Revision to structured-streaming-kafka-integration.md to reflect new Batch query specification
and options.

zsxwing tdas

Please review http://spark.apache.org/contributing.html before opening a pull request.

Author: Tyson Condie <tcondie@gmail.com>

Closes #16918 from tcondie/kafka-docs.


Project: http://git-wip-us.apache.org/repos/asf/spark/repo
Commit: http://git-wip-us.apache.org/repos/asf/spark/commit/447b2b53
Tree: http://git-wip-us.apache.org/repos/asf/spark/tree/447b2b53
Diff: http://git-wip-us.apache.org/repos/asf/spark/diff/447b2b53

Branch: refs/heads/master
Commit: 447b2b5309251f3ae37857de73c157e59a0d76df
Parents: f48c5a5
Author: Tyson Condie <tcondie@gmail.com>
Authored: Tue Feb 14 18:50:14 2017 -0800
Committer: Tathagata Das <tathagata.das1565@gmail.com>
Committed: Tue Feb 14 18:50:14 2017 -0800

----------------------------------------------------------------------
 docs/structured-streaming-kafka-integration.md | 160 ++++++++++++++++++--
 1 file changed, 149 insertions(+), 11 deletions(-)
----------------------------------------------------------------------


http://git-wip-us.apache.org/repos/asf/spark/blob/447b2b53/docs/structured-streaming-kafka-integration.md
----------------------------------------------------------------------
diff --git a/docs/structured-streaming-kafka-integration.md b/docs/structured-streaming-kafka-integration.md
index 8b2f51a..522e669 100644
--- a/docs/structured-streaming-kafka-integration.md
+++ b/docs/structured-streaming-kafka-integration.md
@@ -119,6 +119,124 @@ ds3.selectExpr("CAST(key AS STRING)", "CAST(value AS STRING)")
 </div>
 </div>
 
+### Creating a Kafka Source Batch
+If you have a use case that is better suited to batch processing,
+you can create an Dataset/DataFrame for a defined range of offsets.
+
+<div class="codetabs">
+<div data-lang="scala" markdown="1">
+{% highlight scala %}
+
+// Subscribe to 1 topic defaults to the earliest and latest offsets
+val ds1 = spark
+  .read
+  .format("kafka")
+  .option("kafka.bootstrap.servers", "host1:port1,host2:port2")
+  .option("subscribe", "topic1")
+  .load()
+ds1.selectExpr("CAST(key AS STRING)", "CAST(value AS STRING)")
+  .as[(String, String)]
+
+// Subscribe to multiple topics, specifying explicit Kafka offsets
+val ds2 = spark
+  .read
+  .format("kafka")
+  .option("kafka.bootstrap.servers", "host1:port1,host2:port2")
+  .option("subscribe", "topic1,topic2")
+  .option("startingOffsets", """{"topic1":{"0":23,"1":-2},"topic2":{"0":-2}}""")

Activity list:
1. Please answer these from the commit text:
(a) How many insertions and deletions does the commit make?
(b) Who is listed as the committer?
(c) According to the comment above `val ds1`, which offsets does subscribing to one topic default to?
2. Using the commit text, explain in one to three sentences when the new section on creating a Kafka source batch applies and what it lets you create.

Provided records:

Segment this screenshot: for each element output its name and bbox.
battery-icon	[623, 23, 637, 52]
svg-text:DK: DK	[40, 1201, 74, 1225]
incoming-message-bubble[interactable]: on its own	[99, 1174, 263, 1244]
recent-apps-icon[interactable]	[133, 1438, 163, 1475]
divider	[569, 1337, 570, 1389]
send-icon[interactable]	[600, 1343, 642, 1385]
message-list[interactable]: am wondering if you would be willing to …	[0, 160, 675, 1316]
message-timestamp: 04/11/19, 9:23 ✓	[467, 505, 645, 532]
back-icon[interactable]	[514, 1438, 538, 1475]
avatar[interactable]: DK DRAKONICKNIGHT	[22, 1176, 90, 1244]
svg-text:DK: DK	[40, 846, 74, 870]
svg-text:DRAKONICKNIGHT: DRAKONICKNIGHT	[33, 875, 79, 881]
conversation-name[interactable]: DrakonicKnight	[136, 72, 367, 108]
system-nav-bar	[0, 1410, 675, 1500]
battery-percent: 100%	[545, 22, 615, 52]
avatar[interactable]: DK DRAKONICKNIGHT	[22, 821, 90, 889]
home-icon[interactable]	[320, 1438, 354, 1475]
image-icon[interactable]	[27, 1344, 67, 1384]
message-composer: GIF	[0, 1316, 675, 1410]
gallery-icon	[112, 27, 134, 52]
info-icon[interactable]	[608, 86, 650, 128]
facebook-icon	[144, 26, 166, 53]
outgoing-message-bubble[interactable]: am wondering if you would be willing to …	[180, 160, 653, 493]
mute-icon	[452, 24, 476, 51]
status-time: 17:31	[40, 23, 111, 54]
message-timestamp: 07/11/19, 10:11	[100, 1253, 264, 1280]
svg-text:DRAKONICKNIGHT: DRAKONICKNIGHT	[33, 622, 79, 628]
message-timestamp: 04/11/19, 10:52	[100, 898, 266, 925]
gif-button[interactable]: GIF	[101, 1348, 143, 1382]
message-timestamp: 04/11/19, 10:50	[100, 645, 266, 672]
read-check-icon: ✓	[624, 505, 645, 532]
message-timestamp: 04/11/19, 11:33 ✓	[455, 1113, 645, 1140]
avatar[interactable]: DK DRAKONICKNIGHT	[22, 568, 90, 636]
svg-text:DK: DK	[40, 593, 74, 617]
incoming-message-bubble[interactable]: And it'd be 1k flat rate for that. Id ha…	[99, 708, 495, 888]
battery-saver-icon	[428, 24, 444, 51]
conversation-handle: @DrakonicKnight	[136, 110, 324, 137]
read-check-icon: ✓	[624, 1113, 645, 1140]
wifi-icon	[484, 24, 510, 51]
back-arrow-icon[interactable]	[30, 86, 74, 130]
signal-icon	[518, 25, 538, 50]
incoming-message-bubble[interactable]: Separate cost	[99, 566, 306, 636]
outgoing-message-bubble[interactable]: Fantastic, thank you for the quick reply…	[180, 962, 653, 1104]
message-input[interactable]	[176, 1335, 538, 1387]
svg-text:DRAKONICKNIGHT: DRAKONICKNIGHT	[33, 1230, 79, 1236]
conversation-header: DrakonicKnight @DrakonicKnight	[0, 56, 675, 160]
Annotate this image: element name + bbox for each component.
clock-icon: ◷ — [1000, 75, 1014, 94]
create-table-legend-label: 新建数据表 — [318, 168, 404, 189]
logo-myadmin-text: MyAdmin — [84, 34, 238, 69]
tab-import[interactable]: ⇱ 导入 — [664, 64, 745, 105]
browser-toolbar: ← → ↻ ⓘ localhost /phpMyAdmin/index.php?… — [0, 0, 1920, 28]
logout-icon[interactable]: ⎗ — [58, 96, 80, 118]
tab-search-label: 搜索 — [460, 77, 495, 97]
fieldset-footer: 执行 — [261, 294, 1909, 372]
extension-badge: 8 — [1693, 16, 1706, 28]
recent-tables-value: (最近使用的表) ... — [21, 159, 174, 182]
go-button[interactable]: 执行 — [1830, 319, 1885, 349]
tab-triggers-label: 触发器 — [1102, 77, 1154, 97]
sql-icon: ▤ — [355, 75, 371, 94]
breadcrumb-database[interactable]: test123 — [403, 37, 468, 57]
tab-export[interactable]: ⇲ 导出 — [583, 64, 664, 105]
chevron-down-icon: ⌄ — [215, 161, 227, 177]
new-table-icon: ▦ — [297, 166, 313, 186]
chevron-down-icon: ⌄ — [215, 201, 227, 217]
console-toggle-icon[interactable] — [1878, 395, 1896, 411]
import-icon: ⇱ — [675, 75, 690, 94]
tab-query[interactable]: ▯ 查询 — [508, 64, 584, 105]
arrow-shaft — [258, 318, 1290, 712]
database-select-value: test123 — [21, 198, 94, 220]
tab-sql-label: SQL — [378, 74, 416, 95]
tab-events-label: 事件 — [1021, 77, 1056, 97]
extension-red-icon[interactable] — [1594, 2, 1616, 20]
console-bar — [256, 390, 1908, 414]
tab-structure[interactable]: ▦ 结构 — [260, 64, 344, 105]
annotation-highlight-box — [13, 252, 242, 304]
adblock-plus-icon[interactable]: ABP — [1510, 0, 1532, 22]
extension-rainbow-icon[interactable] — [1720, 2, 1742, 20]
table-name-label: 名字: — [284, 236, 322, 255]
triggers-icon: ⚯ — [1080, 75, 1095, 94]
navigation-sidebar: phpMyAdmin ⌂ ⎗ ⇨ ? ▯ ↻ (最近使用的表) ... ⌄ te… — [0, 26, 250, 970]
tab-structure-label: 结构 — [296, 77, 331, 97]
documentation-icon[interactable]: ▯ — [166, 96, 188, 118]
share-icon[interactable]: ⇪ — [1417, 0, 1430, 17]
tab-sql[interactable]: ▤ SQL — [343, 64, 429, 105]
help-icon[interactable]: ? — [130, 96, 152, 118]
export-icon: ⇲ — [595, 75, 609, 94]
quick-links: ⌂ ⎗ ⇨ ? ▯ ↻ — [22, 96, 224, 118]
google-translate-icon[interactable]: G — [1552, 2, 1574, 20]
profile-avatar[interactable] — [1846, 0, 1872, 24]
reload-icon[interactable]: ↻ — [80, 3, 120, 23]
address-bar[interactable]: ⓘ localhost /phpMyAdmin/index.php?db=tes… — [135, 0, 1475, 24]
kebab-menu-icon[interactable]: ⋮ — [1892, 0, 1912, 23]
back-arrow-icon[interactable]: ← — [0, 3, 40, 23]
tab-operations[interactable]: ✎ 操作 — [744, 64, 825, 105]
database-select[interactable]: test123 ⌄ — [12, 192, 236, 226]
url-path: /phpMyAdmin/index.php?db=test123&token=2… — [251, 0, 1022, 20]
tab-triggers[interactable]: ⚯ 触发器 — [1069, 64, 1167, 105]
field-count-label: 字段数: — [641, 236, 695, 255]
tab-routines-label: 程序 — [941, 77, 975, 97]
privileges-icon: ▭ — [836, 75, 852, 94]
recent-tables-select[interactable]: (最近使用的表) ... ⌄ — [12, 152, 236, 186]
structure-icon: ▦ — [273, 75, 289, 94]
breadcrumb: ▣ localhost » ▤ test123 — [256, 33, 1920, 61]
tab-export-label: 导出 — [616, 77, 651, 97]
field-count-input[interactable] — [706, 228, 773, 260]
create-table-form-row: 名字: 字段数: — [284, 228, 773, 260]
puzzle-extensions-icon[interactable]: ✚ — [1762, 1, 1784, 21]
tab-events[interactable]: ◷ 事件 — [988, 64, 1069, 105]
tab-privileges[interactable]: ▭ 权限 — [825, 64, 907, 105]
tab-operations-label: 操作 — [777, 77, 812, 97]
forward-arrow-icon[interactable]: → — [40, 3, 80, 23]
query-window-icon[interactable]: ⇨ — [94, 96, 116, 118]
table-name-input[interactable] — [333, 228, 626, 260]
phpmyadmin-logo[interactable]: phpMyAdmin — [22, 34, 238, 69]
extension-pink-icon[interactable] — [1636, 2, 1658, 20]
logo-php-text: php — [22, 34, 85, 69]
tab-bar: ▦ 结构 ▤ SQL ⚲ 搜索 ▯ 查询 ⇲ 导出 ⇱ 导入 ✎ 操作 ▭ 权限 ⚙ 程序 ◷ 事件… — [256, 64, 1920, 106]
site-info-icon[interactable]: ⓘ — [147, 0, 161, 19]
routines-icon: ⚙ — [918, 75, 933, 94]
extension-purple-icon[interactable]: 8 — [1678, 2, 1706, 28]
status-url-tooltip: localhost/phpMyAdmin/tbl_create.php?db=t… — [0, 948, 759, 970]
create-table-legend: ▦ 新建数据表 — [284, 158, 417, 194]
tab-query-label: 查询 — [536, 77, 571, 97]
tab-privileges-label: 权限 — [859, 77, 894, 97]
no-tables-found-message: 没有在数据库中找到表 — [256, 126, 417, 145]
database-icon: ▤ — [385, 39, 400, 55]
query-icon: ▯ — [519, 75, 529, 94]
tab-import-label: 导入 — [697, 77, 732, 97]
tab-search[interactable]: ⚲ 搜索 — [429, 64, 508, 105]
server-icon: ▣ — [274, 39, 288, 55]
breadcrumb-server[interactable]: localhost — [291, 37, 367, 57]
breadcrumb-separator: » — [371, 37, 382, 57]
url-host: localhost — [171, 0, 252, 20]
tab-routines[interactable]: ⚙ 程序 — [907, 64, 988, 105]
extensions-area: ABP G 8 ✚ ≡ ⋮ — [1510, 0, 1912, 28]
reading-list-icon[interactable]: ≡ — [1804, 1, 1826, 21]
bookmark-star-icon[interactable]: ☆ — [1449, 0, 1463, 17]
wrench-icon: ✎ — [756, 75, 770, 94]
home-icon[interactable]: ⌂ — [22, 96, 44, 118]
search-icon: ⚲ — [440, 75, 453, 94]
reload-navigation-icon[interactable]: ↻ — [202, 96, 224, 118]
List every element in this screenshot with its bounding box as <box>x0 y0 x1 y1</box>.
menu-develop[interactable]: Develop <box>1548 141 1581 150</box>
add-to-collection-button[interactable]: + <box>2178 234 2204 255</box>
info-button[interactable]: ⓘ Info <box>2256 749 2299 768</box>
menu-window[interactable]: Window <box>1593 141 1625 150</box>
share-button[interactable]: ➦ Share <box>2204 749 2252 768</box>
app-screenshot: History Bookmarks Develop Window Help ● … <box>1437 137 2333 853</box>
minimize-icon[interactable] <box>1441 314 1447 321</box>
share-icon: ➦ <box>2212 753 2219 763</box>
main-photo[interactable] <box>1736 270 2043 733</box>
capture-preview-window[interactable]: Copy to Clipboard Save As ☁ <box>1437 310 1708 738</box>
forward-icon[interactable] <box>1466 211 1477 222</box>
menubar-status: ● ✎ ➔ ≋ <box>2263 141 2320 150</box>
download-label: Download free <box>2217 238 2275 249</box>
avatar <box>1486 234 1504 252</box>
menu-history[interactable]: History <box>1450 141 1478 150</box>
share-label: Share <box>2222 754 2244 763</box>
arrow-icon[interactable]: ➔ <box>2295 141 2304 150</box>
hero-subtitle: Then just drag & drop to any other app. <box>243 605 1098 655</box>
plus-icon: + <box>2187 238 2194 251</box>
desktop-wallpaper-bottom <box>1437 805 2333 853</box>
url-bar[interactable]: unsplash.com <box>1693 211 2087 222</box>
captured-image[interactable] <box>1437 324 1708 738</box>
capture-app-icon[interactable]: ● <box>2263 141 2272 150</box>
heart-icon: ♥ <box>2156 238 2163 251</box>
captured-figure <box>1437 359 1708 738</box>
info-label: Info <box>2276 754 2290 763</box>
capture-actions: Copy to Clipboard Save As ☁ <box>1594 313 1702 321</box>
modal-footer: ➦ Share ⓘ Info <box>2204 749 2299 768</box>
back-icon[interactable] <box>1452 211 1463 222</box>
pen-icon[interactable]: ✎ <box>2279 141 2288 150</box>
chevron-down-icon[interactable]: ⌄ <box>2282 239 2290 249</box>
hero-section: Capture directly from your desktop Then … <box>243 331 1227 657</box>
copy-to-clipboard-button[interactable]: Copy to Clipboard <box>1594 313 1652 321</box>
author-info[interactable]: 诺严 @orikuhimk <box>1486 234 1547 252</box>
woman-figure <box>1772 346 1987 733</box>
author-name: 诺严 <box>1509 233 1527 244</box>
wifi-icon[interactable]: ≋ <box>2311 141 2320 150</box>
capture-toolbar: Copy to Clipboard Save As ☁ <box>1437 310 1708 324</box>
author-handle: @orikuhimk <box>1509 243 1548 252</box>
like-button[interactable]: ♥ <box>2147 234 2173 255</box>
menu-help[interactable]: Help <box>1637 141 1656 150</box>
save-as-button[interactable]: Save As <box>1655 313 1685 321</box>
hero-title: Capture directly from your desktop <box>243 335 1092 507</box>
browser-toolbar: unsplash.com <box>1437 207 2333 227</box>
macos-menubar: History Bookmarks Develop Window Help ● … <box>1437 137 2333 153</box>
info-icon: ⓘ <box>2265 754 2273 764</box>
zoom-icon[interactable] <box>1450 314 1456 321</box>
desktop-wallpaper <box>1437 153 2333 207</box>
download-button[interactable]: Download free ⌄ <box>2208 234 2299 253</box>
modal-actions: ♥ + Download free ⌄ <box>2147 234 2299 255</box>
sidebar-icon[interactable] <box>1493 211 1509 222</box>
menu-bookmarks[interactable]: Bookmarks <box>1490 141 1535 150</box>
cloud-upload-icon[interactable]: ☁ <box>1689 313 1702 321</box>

Answers to each task:
1.
(a) 149 insertions and 11 deletions.
(b) Tathagata Das.
(c) The earliest and latest offsets.

2. It applies when a use case is better suited to batch processing. In that case, you can create a Dataset/DataFrame for a defined range of offsets.